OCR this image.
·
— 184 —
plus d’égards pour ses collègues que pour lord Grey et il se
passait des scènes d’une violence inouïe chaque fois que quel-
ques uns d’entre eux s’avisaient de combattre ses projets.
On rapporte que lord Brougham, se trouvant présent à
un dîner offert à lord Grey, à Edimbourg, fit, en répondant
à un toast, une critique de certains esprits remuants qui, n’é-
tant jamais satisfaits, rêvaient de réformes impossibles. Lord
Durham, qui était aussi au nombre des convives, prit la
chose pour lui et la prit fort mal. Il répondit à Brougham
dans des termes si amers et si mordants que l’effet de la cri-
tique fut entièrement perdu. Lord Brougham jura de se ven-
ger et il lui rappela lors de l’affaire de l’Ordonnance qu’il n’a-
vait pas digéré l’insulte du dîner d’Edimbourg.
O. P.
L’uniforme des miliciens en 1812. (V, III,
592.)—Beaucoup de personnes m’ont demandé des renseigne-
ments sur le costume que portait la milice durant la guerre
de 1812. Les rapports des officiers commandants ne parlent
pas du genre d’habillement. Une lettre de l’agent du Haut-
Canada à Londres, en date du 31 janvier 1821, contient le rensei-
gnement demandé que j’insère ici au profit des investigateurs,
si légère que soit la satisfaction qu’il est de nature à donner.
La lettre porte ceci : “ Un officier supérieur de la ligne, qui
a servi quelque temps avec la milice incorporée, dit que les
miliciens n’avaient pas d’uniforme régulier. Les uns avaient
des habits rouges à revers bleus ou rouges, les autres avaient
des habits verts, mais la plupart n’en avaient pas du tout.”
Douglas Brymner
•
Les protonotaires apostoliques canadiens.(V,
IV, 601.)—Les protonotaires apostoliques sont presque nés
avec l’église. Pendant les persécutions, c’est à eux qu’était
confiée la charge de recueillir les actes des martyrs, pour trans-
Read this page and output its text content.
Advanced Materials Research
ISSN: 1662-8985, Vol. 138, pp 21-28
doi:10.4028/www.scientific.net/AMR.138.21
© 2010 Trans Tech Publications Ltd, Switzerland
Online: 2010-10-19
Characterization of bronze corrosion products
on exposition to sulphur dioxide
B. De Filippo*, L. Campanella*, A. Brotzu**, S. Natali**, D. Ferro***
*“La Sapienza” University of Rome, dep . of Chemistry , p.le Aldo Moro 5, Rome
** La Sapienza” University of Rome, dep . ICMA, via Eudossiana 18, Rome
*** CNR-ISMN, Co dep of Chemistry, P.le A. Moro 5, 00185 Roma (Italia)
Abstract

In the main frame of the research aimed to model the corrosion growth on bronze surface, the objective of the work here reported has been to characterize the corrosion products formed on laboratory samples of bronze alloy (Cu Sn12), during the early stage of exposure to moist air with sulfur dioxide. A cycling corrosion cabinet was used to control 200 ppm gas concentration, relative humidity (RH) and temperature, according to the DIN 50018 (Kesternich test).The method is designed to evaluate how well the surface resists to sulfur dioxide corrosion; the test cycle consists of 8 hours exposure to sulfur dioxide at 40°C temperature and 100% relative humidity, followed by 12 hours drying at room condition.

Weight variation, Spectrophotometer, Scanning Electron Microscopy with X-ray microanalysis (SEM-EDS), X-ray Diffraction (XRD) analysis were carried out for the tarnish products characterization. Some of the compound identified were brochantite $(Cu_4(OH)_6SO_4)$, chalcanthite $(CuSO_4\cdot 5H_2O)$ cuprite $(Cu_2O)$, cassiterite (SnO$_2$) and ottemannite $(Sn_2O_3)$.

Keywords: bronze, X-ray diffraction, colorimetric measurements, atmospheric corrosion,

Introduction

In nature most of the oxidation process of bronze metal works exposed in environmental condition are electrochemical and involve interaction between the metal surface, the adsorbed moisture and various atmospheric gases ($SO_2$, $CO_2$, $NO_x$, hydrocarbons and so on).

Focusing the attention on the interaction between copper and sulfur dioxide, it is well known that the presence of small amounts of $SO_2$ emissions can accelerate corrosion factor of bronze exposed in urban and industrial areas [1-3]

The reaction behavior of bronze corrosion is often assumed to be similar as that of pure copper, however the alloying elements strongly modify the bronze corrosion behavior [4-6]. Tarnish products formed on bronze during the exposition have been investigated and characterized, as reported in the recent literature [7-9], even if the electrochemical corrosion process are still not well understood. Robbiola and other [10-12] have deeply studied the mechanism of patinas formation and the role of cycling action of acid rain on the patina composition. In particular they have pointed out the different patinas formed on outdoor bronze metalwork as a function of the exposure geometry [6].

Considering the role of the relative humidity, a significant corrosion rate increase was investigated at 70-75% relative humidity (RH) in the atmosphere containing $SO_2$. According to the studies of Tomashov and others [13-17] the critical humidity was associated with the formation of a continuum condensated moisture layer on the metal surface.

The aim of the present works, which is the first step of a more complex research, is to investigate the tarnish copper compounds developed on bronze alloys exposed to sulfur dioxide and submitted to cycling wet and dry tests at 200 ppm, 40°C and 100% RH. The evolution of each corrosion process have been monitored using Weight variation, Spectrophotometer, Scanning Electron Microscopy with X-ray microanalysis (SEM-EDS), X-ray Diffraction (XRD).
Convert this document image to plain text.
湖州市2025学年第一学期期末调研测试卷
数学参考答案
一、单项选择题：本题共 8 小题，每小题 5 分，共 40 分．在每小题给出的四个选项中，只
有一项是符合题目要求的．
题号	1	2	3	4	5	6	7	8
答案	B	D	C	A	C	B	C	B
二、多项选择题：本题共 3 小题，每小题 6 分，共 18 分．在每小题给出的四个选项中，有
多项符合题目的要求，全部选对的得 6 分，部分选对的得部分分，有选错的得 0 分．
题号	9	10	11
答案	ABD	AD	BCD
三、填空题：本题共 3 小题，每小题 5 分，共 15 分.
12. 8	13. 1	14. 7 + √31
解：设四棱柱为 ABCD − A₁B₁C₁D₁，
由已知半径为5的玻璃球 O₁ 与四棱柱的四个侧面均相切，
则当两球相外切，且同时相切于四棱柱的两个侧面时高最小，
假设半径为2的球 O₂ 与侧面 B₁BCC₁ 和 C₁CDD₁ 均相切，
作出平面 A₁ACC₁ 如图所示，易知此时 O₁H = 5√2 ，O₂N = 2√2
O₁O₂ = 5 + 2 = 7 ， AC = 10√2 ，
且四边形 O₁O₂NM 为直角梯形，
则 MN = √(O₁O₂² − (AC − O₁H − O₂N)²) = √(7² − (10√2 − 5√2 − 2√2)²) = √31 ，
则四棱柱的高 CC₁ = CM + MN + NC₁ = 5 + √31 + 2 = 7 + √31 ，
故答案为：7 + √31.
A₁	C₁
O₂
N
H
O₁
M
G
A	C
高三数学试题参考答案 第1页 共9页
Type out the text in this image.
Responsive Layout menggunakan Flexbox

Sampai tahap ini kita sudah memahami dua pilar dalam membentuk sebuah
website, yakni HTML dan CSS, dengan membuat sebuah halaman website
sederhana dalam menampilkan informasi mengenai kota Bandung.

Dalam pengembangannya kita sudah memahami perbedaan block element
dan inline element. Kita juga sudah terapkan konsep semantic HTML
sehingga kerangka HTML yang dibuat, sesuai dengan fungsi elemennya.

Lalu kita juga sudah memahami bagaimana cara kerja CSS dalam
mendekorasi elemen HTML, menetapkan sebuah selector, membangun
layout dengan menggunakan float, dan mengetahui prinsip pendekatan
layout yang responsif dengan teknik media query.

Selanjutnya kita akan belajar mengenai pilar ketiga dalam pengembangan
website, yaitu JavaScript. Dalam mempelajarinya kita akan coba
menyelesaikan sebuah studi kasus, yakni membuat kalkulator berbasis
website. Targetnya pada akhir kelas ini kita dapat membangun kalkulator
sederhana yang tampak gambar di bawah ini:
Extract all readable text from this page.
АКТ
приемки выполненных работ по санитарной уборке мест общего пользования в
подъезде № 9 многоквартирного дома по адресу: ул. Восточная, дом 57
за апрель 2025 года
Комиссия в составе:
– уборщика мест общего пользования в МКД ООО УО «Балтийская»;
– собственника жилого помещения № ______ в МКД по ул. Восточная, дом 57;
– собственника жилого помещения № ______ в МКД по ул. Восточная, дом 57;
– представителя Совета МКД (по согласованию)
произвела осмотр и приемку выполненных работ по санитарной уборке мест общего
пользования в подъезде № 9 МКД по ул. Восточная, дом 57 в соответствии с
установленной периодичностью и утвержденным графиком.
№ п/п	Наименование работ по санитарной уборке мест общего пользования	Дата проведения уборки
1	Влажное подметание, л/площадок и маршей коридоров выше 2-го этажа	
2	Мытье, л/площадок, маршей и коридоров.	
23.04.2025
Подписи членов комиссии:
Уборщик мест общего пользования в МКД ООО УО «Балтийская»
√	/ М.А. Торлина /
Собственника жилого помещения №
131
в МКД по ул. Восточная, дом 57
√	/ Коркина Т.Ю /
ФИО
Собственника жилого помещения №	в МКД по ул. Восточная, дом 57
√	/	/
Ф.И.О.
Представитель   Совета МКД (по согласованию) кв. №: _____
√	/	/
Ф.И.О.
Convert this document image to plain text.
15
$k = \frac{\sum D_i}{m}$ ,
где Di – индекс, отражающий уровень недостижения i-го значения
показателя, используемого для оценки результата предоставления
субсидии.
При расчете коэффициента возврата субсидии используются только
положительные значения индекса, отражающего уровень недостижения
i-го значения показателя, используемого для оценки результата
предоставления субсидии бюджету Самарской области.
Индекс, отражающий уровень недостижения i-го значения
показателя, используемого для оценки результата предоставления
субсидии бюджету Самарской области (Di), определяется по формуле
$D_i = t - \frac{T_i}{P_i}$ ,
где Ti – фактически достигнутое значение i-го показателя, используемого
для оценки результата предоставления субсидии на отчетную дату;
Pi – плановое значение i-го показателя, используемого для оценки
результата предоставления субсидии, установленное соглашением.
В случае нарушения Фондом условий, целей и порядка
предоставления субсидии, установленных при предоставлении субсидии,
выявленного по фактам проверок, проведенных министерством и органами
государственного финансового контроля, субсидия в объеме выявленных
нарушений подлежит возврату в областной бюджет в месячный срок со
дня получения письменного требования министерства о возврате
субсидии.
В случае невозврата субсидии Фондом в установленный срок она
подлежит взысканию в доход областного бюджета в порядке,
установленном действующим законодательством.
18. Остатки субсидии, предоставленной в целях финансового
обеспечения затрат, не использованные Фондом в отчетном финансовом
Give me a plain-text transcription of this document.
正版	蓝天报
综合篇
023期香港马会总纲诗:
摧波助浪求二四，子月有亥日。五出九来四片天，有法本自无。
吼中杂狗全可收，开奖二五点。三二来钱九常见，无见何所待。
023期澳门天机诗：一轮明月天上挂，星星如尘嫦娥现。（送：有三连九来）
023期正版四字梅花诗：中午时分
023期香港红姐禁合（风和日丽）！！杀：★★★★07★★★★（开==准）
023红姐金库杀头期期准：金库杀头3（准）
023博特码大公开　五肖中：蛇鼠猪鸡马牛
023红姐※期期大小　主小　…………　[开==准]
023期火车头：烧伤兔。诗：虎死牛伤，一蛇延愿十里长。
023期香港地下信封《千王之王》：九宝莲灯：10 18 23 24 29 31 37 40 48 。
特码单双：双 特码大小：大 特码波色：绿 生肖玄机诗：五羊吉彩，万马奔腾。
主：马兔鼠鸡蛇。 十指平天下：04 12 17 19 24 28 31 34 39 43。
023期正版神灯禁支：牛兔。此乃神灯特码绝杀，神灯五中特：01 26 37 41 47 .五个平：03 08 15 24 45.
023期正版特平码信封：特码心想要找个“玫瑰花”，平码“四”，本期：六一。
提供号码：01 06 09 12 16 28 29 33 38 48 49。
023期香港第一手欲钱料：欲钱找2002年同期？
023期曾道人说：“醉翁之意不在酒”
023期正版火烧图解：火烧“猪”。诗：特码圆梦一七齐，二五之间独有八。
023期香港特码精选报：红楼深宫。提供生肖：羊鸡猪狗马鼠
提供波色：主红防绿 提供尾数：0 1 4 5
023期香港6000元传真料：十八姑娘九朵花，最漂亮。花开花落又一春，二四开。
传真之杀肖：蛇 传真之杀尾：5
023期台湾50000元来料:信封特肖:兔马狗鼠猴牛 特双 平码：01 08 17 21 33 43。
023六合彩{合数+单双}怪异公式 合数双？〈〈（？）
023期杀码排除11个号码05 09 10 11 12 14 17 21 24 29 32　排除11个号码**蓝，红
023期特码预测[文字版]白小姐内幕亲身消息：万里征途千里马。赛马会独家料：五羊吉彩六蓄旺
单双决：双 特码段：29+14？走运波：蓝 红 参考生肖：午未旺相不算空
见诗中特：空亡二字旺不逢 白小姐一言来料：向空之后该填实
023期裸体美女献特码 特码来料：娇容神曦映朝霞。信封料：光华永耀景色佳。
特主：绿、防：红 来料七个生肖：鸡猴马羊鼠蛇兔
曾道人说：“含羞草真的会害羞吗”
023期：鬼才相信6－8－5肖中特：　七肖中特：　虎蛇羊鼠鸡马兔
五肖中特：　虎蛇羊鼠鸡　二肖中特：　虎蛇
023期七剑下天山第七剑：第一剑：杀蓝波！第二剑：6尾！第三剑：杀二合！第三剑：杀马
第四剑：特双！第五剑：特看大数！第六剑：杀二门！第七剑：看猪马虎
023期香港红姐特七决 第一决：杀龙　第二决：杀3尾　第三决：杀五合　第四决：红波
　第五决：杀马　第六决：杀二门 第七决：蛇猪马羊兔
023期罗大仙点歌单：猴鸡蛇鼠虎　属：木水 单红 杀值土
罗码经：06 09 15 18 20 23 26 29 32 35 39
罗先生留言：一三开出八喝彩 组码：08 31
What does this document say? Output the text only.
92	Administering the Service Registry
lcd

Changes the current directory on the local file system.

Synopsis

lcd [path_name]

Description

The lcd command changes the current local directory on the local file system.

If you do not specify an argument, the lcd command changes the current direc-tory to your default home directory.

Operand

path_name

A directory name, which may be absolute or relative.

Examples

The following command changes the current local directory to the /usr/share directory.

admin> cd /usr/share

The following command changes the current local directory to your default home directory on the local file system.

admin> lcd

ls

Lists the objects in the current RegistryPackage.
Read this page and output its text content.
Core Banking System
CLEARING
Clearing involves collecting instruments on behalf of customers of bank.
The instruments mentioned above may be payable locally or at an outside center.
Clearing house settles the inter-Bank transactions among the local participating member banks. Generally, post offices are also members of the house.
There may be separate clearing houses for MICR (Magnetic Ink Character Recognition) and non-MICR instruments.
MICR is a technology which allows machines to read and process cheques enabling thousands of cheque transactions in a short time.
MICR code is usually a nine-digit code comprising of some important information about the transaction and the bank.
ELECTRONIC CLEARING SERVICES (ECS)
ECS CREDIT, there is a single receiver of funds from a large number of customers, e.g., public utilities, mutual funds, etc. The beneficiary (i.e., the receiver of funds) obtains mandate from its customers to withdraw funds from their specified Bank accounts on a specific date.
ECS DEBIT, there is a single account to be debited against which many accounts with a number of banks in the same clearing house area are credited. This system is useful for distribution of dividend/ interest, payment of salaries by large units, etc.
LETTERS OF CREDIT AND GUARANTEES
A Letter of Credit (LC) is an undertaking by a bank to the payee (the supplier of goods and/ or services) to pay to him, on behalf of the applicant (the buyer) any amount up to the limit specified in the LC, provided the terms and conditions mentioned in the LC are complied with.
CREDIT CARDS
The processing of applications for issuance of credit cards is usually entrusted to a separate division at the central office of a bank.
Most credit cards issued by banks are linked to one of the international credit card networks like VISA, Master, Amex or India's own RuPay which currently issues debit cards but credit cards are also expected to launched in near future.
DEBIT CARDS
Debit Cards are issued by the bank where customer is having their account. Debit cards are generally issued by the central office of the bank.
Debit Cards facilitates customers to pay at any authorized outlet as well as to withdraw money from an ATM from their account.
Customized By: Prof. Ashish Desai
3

■ ■ ■ ■

◆ WHAT THE TASK ASKS:
State how many lines of the data include the word "issued", with nothing else.

◆ EXERCISE ANSWER:
2